=== Task prompt ===
Reproduce the rows from the beginning of the collected data entries up to and including the line containing "locus-coeruleus-nucleus bbox=[398, 259, 416, 287]".

Collected data entries:
# # # # # # #
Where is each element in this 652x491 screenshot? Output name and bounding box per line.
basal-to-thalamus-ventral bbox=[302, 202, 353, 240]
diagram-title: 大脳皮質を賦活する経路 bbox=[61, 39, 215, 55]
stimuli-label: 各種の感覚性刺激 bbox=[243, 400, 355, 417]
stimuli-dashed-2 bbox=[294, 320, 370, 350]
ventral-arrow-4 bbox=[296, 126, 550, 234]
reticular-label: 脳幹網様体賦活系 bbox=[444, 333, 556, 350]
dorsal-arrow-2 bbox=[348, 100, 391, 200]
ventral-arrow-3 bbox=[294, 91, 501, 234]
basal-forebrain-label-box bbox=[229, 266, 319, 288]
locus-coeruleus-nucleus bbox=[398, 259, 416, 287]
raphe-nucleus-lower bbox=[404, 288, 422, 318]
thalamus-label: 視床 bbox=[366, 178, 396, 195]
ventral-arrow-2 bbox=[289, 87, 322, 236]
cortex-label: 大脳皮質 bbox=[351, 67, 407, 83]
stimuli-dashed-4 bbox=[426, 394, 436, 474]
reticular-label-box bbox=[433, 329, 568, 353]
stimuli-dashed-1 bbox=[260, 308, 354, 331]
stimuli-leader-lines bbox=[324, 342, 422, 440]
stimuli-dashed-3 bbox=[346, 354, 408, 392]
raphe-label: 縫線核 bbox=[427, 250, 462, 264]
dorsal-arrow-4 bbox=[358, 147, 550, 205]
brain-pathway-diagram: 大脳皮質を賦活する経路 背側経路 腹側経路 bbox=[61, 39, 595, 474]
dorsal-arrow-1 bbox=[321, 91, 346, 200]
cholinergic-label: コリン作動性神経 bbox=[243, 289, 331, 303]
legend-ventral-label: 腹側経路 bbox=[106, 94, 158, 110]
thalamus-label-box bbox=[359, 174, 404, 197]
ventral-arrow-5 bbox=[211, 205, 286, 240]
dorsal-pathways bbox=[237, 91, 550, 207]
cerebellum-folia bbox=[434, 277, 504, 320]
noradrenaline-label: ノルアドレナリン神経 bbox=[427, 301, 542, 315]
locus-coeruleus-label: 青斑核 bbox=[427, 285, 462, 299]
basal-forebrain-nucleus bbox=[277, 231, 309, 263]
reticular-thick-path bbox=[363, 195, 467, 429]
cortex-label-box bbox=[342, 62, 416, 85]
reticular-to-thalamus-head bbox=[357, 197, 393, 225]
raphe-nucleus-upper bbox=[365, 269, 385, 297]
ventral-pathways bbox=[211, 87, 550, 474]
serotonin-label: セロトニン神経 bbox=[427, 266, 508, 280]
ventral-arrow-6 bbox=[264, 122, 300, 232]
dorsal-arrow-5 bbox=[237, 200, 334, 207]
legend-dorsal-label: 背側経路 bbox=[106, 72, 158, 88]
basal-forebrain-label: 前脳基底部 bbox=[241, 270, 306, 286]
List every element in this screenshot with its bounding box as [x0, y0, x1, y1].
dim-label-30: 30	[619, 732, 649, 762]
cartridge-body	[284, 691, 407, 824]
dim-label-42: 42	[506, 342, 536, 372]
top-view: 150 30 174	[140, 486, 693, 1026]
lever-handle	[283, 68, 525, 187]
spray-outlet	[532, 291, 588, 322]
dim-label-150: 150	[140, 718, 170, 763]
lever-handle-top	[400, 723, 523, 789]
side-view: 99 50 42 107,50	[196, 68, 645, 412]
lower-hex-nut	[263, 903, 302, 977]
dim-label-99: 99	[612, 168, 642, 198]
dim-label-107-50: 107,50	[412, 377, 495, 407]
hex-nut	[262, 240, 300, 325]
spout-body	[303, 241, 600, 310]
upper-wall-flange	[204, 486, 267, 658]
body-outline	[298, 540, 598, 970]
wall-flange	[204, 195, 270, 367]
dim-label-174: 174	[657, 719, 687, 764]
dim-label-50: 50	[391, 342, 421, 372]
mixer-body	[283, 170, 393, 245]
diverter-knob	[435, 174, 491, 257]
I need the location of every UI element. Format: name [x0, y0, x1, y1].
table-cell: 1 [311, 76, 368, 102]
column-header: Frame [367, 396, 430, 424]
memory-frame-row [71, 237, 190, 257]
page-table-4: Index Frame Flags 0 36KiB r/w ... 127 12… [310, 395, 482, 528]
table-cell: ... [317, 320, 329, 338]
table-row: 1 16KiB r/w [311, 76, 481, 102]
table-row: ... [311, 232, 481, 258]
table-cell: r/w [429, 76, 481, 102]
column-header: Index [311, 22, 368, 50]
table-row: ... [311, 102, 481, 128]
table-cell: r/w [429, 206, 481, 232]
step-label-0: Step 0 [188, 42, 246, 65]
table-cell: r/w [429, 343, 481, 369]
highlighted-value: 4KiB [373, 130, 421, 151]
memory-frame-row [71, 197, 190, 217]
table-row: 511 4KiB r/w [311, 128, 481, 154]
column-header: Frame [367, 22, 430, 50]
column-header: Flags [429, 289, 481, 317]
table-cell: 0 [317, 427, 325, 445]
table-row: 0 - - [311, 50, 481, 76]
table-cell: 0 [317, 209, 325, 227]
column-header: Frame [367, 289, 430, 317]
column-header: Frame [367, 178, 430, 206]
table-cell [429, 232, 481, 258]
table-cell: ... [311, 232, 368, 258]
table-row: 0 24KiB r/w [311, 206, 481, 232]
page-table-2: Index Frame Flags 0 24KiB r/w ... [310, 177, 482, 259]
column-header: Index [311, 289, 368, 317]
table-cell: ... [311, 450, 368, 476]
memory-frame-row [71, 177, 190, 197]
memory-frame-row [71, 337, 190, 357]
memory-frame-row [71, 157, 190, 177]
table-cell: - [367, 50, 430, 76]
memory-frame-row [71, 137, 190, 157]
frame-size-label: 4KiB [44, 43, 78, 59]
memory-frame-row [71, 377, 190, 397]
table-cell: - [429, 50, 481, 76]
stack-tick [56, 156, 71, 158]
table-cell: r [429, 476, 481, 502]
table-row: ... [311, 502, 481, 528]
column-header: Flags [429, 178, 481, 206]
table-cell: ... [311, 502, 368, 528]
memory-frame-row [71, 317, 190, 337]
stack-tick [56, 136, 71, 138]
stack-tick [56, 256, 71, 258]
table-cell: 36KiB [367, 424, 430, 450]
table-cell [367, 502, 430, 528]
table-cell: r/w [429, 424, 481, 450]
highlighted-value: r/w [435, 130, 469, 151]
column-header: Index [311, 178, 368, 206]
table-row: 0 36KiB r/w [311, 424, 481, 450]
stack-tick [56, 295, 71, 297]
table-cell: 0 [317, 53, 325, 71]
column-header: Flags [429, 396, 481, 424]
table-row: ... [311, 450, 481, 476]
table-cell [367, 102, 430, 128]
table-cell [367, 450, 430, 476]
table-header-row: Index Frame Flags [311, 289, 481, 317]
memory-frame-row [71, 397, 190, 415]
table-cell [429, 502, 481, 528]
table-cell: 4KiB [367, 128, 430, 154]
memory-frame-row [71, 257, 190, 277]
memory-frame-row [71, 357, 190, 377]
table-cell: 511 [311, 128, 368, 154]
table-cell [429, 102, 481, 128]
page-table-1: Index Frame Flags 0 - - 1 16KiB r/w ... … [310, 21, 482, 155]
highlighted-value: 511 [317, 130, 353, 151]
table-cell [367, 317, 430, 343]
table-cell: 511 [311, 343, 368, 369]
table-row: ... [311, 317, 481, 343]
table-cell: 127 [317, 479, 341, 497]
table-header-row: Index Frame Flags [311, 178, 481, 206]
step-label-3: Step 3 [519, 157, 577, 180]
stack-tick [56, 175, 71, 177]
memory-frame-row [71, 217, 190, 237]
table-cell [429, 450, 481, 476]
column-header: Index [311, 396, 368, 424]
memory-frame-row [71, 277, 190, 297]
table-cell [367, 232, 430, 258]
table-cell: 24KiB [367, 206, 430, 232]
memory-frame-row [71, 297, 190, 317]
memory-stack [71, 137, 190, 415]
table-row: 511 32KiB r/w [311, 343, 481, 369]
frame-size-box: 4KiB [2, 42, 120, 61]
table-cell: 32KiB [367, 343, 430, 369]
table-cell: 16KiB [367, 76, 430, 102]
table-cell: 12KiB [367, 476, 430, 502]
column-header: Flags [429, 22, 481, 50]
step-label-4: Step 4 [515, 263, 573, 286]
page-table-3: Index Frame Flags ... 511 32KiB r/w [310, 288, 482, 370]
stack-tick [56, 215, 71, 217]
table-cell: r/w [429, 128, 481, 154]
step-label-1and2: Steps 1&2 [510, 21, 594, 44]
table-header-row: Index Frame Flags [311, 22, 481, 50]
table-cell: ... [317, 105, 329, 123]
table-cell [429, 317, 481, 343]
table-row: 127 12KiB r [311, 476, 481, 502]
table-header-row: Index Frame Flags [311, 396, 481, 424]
# # # # # # #
=== Response to the exercise ===
Where is each element in this 652x491 screenshot? Output name and bounding box per line.
basal-to-thalamus-ventral bbox=[302, 202, 353, 240]
diagram-title: 大脳皮質を賦活する経路 bbox=[61, 39, 215, 55]
stimuli-label: 各種の感覚性刺激 bbox=[243, 400, 355, 417]
stimuli-dashed-2 bbox=[294, 320, 370, 350]
ventral-arrow-4 bbox=[296, 126, 550, 234]
reticular-label: 脳幹網様体賦活系 bbox=[444, 333, 556, 350]
dorsal-arrow-2 bbox=[348, 100, 391, 200]
ventral-arrow-3 bbox=[294, 91, 501, 234]
basal-forebrain-label-box bbox=[229, 266, 319, 288]
locus-coeruleus-nucleus bbox=[398, 259, 416, 287]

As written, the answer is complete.